--- begin Provided entries ---
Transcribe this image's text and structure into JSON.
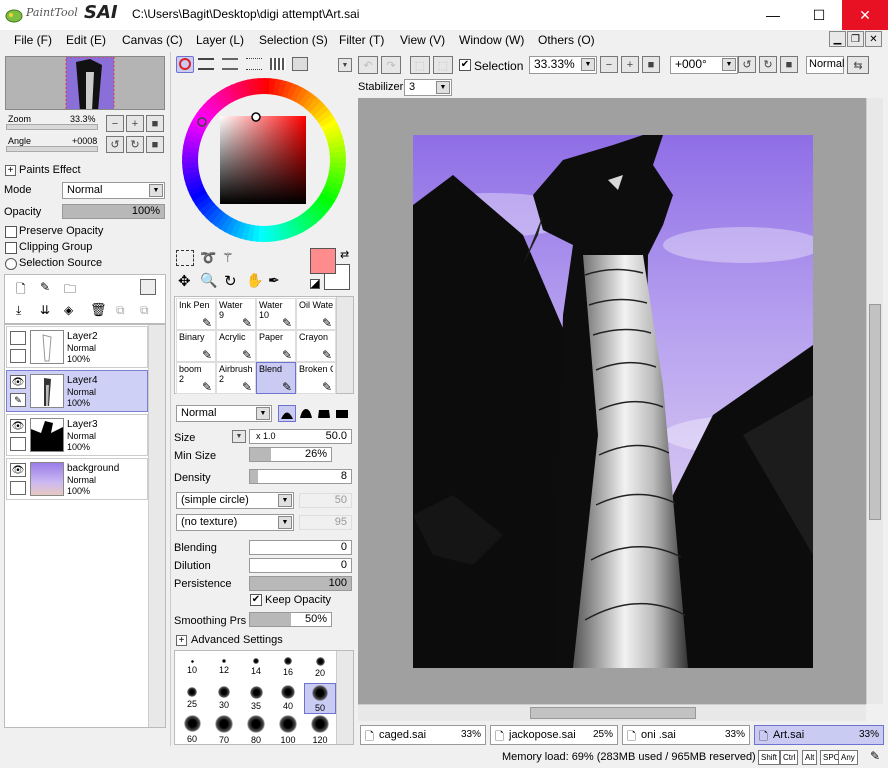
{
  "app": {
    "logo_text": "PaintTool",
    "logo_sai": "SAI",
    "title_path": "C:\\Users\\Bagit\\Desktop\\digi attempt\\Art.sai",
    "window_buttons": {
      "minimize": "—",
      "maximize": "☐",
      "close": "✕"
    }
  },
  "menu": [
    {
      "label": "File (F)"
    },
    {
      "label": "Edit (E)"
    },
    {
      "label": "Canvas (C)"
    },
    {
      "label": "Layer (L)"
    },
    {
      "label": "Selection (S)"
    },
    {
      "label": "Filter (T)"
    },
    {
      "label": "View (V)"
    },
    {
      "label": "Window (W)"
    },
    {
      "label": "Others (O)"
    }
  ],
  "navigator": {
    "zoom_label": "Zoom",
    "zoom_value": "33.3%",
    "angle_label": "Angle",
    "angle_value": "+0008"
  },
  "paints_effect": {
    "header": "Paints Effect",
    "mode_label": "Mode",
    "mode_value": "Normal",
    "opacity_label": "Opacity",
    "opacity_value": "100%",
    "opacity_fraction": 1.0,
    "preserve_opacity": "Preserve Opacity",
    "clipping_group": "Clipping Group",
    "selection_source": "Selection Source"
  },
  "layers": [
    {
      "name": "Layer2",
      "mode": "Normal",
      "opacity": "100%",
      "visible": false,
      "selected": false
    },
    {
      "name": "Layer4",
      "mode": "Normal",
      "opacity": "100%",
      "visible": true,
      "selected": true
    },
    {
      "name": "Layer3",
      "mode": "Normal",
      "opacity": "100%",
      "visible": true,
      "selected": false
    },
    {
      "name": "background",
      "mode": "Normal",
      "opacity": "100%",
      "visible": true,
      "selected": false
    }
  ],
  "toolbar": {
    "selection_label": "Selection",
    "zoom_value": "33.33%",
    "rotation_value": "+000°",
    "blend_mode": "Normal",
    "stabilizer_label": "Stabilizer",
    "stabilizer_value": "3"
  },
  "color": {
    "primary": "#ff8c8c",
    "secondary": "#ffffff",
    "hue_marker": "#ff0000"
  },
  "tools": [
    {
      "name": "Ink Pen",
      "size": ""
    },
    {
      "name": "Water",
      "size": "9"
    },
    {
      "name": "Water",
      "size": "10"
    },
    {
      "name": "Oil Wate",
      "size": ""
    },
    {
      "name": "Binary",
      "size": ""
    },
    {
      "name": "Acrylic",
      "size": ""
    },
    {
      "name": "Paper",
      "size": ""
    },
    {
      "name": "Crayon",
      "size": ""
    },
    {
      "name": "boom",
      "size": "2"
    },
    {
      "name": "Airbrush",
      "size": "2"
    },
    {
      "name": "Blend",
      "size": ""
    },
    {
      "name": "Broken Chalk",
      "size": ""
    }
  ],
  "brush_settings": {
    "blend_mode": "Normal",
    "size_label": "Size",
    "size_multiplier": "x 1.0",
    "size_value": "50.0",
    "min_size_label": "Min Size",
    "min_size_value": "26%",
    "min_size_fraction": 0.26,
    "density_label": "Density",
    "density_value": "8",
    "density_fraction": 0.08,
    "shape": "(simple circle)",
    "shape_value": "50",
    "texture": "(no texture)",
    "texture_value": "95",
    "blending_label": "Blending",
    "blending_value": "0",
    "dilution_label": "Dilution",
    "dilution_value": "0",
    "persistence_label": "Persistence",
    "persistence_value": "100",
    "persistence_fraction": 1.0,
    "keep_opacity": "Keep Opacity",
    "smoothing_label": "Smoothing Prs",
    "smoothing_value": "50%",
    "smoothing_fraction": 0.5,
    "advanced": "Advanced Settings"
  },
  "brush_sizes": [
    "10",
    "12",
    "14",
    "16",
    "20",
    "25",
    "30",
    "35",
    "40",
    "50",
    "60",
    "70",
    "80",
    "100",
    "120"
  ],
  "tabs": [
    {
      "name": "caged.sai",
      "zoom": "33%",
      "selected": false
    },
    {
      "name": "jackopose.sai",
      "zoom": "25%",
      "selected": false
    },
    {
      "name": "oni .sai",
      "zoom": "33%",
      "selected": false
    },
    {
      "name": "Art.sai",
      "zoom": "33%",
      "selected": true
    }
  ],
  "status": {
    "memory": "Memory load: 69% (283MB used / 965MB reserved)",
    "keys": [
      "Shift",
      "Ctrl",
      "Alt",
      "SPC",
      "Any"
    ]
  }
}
--- end Provided entries ---
§ Given task: Exact duplication of all the records is required; pictures are omitted from the copy.

§ Problem solution:
Transcribe this image's text and structure into JSON.
{
  "app": {
    "logo_text": "PaintTool",
    "logo_sai": "SAI",
    "title_path": "C:\\Users\\Bagit\\Desktop\\digi attempt\\Art.sai",
    "window_buttons": {
      "minimize": "—",
      "maximize": "☐",
      "close": "✕"
    }
  },
  "menu": [
    {
      "label": "File (F)"
    },
    {
      "label": "Edit (E)"
    },
    {
      "label": "Canvas (C)"
    },
    {
      "label": "Layer (L)"
    },
    {
      "label": "Selection (S)"
    },
    {
      "label": "Filter (T)"
    },
    {
      "label": "View (V)"
    },
    {
      "label": "Window (W)"
    },
    {
      "label": "Others (O)"
    }
  ],
  "navigator": {
    "zoom_label": "Zoom",
    "zoom_value": "33.3%",
    "angle_label": "Angle",
    "angle_value": "+0008"
  },
  "paints_effect": {
    "header": "Paints Effect",
    "mode_label": "Mode",
    "mode_value": "Normal",
    "opacity_label": "Opacity",
    "opacity_value": "100%",
    "opacity_fraction": 1.0,
    "preserve_opacity": "Preserve Opacity",
    "clipping_group": "Clipping Group",
    "selection_source": "Selection Source"
  },
  "layers": [
    {
      "name": "Layer2",
      "mode": "Normal",
      "opacity": "100%",
      "visible": false,
      "selected": false
    },
    {
      "name": "Layer4",
      "mode": "Normal",
      "opacity": "100%",
      "visible": true,
      "selected": true
    },
    {
      "name": "Layer3",
      "mode": "Normal",
      "opacity": "100%",
      "visible": true,
      "selected": false
    },
    {
      "name": "background",
      "mode": "Normal",
      "opacity": "100%",
      "visible": true,
      "selected": false
    }
  ],
  "toolbar": {
    "selection_label": "Selection",
    "zoom_value": "33.33%",
    "rotation_value": "+000°",
    "blend_mode": "Normal",
    "stabilizer_label": "Stabilizer",
    "stabilizer_value": "3"
  },
  "color": {
    "primary": "#ff8c8c",
    "secondary": "#ffffff",
    "hue_marker": "#ff0000"
  },
  "tools": [
    {
      "name": "Ink Pen",
      "size": ""
    },
    {
      "name": "Water",
      "size": "9"
    },
    {
      "name": "Water",
      "size": "10"
    },
    {
      "name": "Oil Wate",
      "size": ""
    },
    {
      "name": "Binary",
      "size": ""
    },
    {
      "name": "Acrylic",
      "size": ""
    },
    {
      "name": "Paper",
      "size": ""
    },
    {
      "name": "Crayon",
      "size": ""
    },
    {
      "name": "boom",
      "size": "2"
    },
    {
      "name": "Airbrush",
      "size": "2"
    },
    {
      "name": "Blend",
      "size": ""
    },
    {
      "name": "Broken Chalk",
      "size": ""
    }
  ],
  "brush_settings": {
    "blend_mode": "Normal",
    "size_label": "Size",
    "size_multiplier": "x 1.0",
    "size_value": "50.0",
    "min_size_label": "Min Size",
    "min_size_value": "26%",
    "min_size_fraction": 0.26,
    "density_label": "Density",
    "density_value": "8",
    "density_fraction": 0.08,
    "shape": "(simple circle)",
    "shape_value": "50",
    "texture": "(no texture)",
    "texture_value": "95",
    "blending_label": "Blending",
    "blending_value": "0",
    "dilution_label": "Dilution",
    "dilution_value": "0",
    "persistence_label": "Persistence",
    "persistence_value": "100",
    "persistence_fraction": 1.0,
    "keep_opacity": "Keep Opacity",
    "smoothing_label": "Smoothing Prs",
    "smoothing_value": "50%",
    "smoothing_fraction": 0.5,
    "advanced": "Advanced Settings"
  },
  "brush_sizes": [
    "10",
    "12",
    "14",
    "16",
    "20",
    "25",
    "30",
    "35",
    "40",
    "50",
    "60",
    "70",
    "80",
    "100",
    "120"
  ],
  "tabs": [
    {
      "name": "caged.sai",
      "zoom": "33%",
      "selected": false
    },
    {
      "name": "jackopose.sai",
      "zoom": "25%",
      "selected": false
    },
    {
      "name": "oni .sai",
      "zoom": "33%",
      "selected": false
    },
    {
      "name": "Art.sai",
      "zoom": "33%",
      "selected": true
    }
  ],
  "status": {
    "memory": "Memory load: 69% (283MB used / 965MB reserved)",
    "keys": [
      "Shift",
      "Ctrl",
      "Alt",
      "SPC",
      "Any"
    ]
  }
}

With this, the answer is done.